Selected extract
.....
In my opinion, it is important that organizations such as Rodale, PAN and Xerces put a focus in a state such as Iowa.  Why?  Well, Iowa may be one of the most unfriendly states (in general) for their efforts with the overwhelming strength of corporate agriculture in opposition to their goals.  The strength of these larger organizations are needed if we want to make headway.  If you decide to donate to Rodale, please tell them that you support their center in Marion.

Iowa Natural Heritage Foundation

Charity Navigator - 100 

Here is an organization that works on preserving natural areas in Iowa by supporting the process for lands to be protected by easements.  I have been a supporter of INHF from the time I took my first job in Cedar Rapids until the present day.  I have watched their efforts as they have helped to preserve the Loess hills in western Iowa and set aside larger contiguous pieces of land in the Upper Iowa River Valley (among others).  

I won't pretend to be perfectly knowledgeable about such things, but I suspect we would have even fewer natural areas in this state if INHF didn't exist.  Oh, and some of the beautiful photography on their magazine is quite worthwhile.

Practical Farmers of Iowa

Charity Navigator - 100  

If you have read our blogs over the years, then you have heard about Practical Farmers of Iowa.  PFI supports on-farm research, which encourages farmers of all types (row crop, grazing, orchards, horticulture) to 'stay curious' about farming and continue to look for better ways to do things, rather than simply accept what agribusiness tells us to do.  Our farm has participated in several research projects and we have held multiple field days for PFI.
.....
Data block
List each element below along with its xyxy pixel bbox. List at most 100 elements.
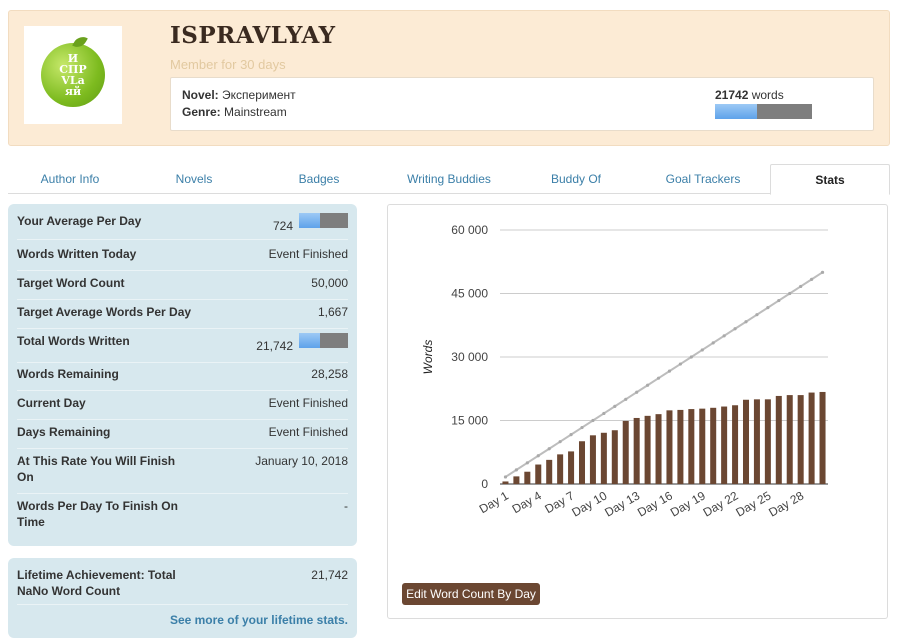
.....
Exercise task 1
Render this sentence from the text on Iowa charities into Spanish: "Our farm has participated in several research projects and we have held multiple field days for PFI."
Exercise task 2
Carry on with the text on Iowa charities, picking up right after its last sentence.
Please leave the material aside, since it has no role here.

Expected answer 1
Nuestra granja ha participado en varios proyectos de investigación y hemos organizado varias jornadas de campo para PFI.

Expected answer 2
PFI strongly supports the increased use of cover crops to reduce erosion, supply fertility, suppress weeds and provide alternatives to current agricultural processes.  It was PFI who helped create videos on pesticide drift and resources for those who have been drifted on.   Spoiler alert, you might recognize one of the two farmers featured in those videos.

Iowa Farmers Union

Charity Navigator - N/A

IFU has been a force for pushing alternative policy approaches in a state that does not seem to want to listen to ideas that don't come from corporate agriculture.  IFU has pushed back against the process of farm consolidation, which results in larger and larger farms.  You may notice that IFU has taken a stand to stop pesticide drift, reduce agricultural runoff into our waterways and encourage diverse farmscapes.

The people at IFU have the energy to push for policy change and they need support to maintain that energy and make some progress.  I have had the privilege to speak one at their annual conventions and have participated in their policy discussions.  I appreciate the heart and tenacity of this organization.

Iowa Environmental Council

Charity Navigator - 85 

The Iowa Environmental Council is probably the organization with which I have the least amount of personal connection in this list.  We can say that some of IEC's work helped us through the process of putting solar panels on our own farm.

If you are concerned about the health of Iowa's land and waterways, support renewable energy and want to take action to respond to climate change, IEC is a good place to look.  IEC is a policy oriented organization, looking to advocate for changes at the governmental level to support renewable energy, clean water and land stewardship.  So, if you are looking for policy level organizations, this is one you should consider.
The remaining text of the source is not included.